==== Input rows
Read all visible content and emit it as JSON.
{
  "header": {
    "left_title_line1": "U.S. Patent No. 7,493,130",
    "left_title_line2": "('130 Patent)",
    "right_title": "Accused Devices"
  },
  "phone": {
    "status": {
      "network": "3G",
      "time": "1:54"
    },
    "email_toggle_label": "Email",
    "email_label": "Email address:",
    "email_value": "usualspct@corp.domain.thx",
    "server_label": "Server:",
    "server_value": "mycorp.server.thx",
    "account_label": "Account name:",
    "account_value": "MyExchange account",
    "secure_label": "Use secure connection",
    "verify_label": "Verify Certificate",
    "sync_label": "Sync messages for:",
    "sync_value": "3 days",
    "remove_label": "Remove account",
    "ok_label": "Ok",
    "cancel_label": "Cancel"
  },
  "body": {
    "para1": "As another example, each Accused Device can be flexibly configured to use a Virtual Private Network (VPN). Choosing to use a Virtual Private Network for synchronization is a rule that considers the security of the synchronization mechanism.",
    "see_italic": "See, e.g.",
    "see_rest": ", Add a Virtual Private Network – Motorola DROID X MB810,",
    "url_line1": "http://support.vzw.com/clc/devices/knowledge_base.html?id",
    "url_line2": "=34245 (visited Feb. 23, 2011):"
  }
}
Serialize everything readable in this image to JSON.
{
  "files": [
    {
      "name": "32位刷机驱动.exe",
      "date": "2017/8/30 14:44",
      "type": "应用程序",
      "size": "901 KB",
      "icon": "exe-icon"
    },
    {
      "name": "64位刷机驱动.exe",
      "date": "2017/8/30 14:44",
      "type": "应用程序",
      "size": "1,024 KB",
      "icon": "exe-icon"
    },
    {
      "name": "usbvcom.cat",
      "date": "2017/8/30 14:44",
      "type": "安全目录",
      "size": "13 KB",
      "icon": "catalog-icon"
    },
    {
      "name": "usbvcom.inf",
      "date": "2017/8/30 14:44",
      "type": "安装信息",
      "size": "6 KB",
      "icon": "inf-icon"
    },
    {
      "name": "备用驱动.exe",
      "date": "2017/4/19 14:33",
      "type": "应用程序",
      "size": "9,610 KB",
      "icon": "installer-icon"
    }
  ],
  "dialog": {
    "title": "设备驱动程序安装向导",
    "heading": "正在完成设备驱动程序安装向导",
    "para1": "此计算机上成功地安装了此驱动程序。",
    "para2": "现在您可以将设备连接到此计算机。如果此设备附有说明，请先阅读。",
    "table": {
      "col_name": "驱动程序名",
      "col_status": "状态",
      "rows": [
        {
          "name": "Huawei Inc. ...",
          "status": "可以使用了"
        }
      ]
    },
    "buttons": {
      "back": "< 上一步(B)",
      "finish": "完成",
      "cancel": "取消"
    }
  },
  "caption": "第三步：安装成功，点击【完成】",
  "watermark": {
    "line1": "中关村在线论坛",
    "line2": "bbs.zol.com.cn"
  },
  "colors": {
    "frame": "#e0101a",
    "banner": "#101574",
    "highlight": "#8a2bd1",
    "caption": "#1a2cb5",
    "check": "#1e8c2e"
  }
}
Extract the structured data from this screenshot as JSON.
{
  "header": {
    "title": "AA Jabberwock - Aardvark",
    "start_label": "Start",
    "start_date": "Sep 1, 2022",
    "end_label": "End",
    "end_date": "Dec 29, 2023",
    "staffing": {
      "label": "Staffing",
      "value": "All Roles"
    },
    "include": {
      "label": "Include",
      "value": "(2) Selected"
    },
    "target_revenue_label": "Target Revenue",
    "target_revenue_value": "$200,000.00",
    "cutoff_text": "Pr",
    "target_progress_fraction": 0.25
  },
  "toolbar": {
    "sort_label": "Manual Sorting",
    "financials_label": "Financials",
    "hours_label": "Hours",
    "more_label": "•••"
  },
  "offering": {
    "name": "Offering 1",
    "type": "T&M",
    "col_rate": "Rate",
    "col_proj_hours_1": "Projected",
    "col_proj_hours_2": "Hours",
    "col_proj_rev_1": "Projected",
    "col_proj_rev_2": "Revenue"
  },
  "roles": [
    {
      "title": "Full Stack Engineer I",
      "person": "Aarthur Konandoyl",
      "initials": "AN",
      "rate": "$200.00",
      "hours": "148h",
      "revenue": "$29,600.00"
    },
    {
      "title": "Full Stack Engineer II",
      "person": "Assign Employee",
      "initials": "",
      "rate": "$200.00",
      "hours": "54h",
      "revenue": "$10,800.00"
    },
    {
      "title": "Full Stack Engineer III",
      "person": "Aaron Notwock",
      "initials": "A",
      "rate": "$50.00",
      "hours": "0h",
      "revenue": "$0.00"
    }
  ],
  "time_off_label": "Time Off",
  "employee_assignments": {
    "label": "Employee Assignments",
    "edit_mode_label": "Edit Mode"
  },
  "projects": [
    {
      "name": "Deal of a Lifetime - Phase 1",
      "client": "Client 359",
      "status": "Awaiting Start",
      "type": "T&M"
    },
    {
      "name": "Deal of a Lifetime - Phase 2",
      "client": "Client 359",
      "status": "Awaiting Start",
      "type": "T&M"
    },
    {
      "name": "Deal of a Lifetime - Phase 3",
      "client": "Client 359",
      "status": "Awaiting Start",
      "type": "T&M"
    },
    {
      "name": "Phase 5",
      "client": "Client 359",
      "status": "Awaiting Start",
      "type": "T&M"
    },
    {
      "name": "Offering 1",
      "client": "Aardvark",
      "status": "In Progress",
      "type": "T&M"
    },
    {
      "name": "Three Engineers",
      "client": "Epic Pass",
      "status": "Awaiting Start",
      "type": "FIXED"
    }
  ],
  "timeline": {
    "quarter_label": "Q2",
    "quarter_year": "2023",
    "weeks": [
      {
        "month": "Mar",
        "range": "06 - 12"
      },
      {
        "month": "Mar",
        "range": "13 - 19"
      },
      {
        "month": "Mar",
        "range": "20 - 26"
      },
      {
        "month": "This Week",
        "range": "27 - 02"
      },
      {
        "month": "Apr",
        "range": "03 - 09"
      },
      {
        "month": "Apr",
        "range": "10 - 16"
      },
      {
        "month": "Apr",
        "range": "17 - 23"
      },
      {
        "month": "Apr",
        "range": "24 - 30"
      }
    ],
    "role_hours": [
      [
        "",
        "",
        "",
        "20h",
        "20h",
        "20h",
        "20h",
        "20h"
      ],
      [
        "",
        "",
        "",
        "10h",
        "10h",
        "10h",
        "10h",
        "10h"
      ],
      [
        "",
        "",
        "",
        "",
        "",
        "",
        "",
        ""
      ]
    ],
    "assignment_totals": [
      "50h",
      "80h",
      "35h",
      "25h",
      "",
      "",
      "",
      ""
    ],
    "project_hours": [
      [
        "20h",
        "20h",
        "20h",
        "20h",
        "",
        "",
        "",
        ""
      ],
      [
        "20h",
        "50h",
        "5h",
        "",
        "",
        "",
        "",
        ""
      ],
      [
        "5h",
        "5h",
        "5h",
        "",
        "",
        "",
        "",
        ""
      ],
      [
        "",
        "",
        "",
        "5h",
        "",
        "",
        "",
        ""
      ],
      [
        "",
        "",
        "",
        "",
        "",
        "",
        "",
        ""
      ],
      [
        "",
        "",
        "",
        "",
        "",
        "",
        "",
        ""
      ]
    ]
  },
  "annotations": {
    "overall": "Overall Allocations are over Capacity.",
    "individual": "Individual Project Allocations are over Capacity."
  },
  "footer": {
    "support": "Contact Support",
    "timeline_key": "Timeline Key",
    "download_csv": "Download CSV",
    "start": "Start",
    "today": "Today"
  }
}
========
Nothing in the data may differ; print all of it exactly as written.

_Task solution_.
Read all visible content and emit it as JSON.
{
  "header": {
    "left_title_line1": "U.S. Patent No. 7,493,130",
    "left_title_line2": "('130 Patent)",
    "right_title": "Accused Devices"
  },
  "phone": {
    "status": {
      "network": "3G",
      "time": "1:54"
    },
    "email_toggle_label": "Email",
    "email_label": "Email address:",
    "email_value": "usualspct@corp.domain.thx",
    "server_label": "Server:",
    "server_value": "mycorp.server.thx",
    "account_label": "Account name:",
    "account_value": "MyExchange account",
    "secure_label": "Use secure connection",
    "verify_label": "Verify Certificate",
    "sync_label": "Sync messages for:",
    "sync_value": "3 days",
    "remove_label": "Remove account",
    "ok_label": "Ok",
    "cancel_label": "Cancel"
  },
  "body": {
    "para1": "As another example, each Accused Device can be flexibly configured to use a Virtual Private Network (VPN). Choosing to use a Virtual Private Network for synchronization is a rule that considers the security of the synchronization mechanism.",
    "see_italic": "See, e.g.",
    "see_rest": ", Add a Virtual Private Network – Motorola DROID X MB810,",
    "url_line1": "http://support.vzw.com/clc/devices/knowledge_base.html?id",
    "url_line2": "=34245 (visited Feb. 23, 2011):"
  }
}
Serialize everything readable in this image to JSON.
{
  "files": [
    {
      "name": "32位刷机驱动.exe",
      "date": "2017/8/30 14:44",
      "type": "应用程序",
      "size": "901 KB",
      "icon": "exe-icon"
    },
    {
      "name": "64位刷机驱动.exe",
      "date": "2017/8/30 14:44",
      "type": "应用程序",
      "size": "1,024 KB",
      "icon": "exe-icon"
    },
    {
      "name": "usbvcom.cat",
      "date": "2017/8/30 14:44",
      "type": "安全目录",
      "size": "13 KB",
      "icon": "catalog-icon"
    },
    {
      "name": "usbvcom.inf",
      "date": "2017/8/30 14:44",
      "type": "安装信息",
      "size": "6 KB",
      "icon": "inf-icon"
    },
    {
      "name": "备用驱动.exe",
      "date": "2017/4/19 14:33",
      "type": "应用程序",
      "size": "9,610 KB",
      "icon": "installer-icon"
    }
  ],
  "dialog": {
    "title": "设备驱动程序安装向导",
    "heading": "正在完成设备驱动程序安装向导",
    "para1": "此计算机上成功地安装了此驱动程序。",
    "para2": "现在您可以将设备连接到此计算机。如果此设备附有说明，请先阅读。",
    "table": {
      "col_name": "驱动程序名",
      "col_status": "状态",
      "rows": [
        {
          "name": "Huawei Inc. ...",
          "status": "可以使用了"
        }
      ]
    },
    "buttons": {
      "back": "< 上一步(B)",
      "finish": "完成",
      "cancel": "取消"
    }
  },
  "caption": "第三步：安装成功，点击【完成】",
  "watermark": {
    "line1": "中关村在线论坛",
    "line2": "bbs.zol.com.cn"
  },
  "colors": {
    "frame": "#e0101a",
    "banner": "#101574",
    "highlight": "#8a2bd1",
    "caption": "#1a2cb5",
    "check": "#1e8c2e"
  }
}
Extract the structured data from this screenshot as JSON.
{
  "header": {
    "title": "AA Jabberwock - Aardvark",
    "start_label": "Start",
    "start_date": "Sep 1, 2022",
    "end_label": "End",
    "end_date": "Dec 29, 2023",
    "staffing": {
      "label": "Staffing",
      "value": "All Roles"
    },
    "include": {
      "label": "Include",
      "value": "(2) Selected"
    },
    "target_revenue_label": "Target Revenue",
    "target_revenue_value": "$200,000.00",
    "cutoff_text": "Pr",
    "target_progress_fraction": 0.25
  },
  "toolbar": {
    "sort_label": "Manual Sorting",
    "financials_label": "Financials",
    "hours_label": "Hours",
    "more_label": "•••"
  },
  "offering": {
    "name": "Offering 1",
    "type": "T&M",
    "col_rate": "Rate",
    "col_proj_hours_1": "Projected",
    "col_proj_hours_2": "Hours",
    "col_proj_rev_1": "Projected",
    "col_proj_rev_2": "Revenue"
  },
  "roles": [
    {
      "title": "Full Stack Engineer I",
      "person": "Aarthur Konandoyl",
      "initials": "AN",
      "rate": "$200.00",
      "hours": "148h",
      "revenue": "$29,600.00"
    },
    {
      "title": "Full Stack Engineer II",
      "person": "Assign Employee",
      "initials": "",
      "rate": "$200.00",
      "hours": "54h",
      "revenue": "$10,800.00"
    },
    {
      "title": "Full Stack Engineer III",
      "person": "Aaron Notwock",
      "initials": "A",
      "rate": "$50.00",
      "hours": "0h",
      "revenue": "$0.00"
    }
  ],
  "time_off_label": "Time Off",
  "employee_assignments": {
    "label": "Employee Assignments",
    "edit_mode_label": "Edit Mode"
  },
  "projects": [
    {
      "name": "Deal of a Lifetime - Phase 1",
      "client": "Client 359",
      "status": "Awaiting Start",
      "type": "T&M"
    },
    {
      "name": "Deal of a Lifetime - Phase 2",
      "client": "Client 359",
      "status": "Awaiting Start",
      "type": "T&M"
    },
    {
      "name": "Deal of a Lifetime - Phase 3",
      "client": "Client 359",
      "status": "Awaiting Start",
      "type": "T&M"
    },
    {
      "name": "Phase 5",
      "client": "Client 359",
      "status": "Awaiting Start",
      "type": "T&M"
    },
    {
      "name": "Offering 1",
      "client": "Aardvark",
      "status": "In Progress",
      "type": "T&M"
    },
    {
      "name": "Three Engineers",
      "client": "Epic Pass",
      "status": "Awaiting Start",
      "type": "FIXED"
    }
  ],
  "timeline": {
    "quarter_label": "Q2",
    "quarter_year": "2023",
    "weeks": [
      {
        "month": "Mar",
        "range": "06 - 12"
      },
      {
        "month": "Mar",
        "range": "13 - 19"
      },
      {
        "month": "Mar",
        "range": "20 - 26"
      },
      {
        "month": "This Week",
        "range": "27 - 02"
      },
      {
        "month": "Apr",
        "range": "03 - 09"
      },
      {
        "month": "Apr",
        "range": "10 - 16"
      },
      {
        "month": "Apr",
        "range": "17 - 23"
      },
      {
        "month": "Apr",
        "range": "24 - 30"
      }
    ],
    "role_hours": [
      [
        "",
        "",
        "",
        "20h",
        "20h",
        "20h",
        "20h",
        "20h"
      ],
      [
        "",
        "",
        "",
        "10h",
        "10h",
        "10h",
        "10h",
        "10h"
      ],
      [
        "",
        "",
        "",
        "",
        "",
        "",
        "",
        ""
      ]
    ],
    "assignment_totals": [
      "50h",
      "80h",
      "35h",
      "25h",
      "",
      "",
      "",
      ""
    ],
    "project_hours": [
      [
        "20h",
        "20h",
        "20h",
        "20h",
        "",
        "",
        "",
        ""
      ],
      [
        "20h",
        "50h",
        "5h",
        "",
        "",
        "",
        "",
        ""
      ],
      [
        "5h",
        "5h",
        "5h",
        "",
        "",
        "",
        "",
        ""
      ],
      [
        "",
        "",
        "",
        "5h",
        "",
        "",
        "",
        ""
      ],
      [
        "",
        "",
        "",
        "",
        "",
        "",
        "",
        ""
      ],
      [
        "",
        "",
        "",
        "",
        "",
        "",
        "",
        ""
      ]
    ]
  },
  "annotations": {
    "overall": "Overall Allocations are over Capacity.",
    "individual": "Individual Project Allocations are over Capacity."
  },
  "footer": {
    "support": "Contact Support",
    "timeline_key": "Timeline Key",
    "download_csv": "Download CSV",
    "start": "Start",
    "today": "Today"
  }
}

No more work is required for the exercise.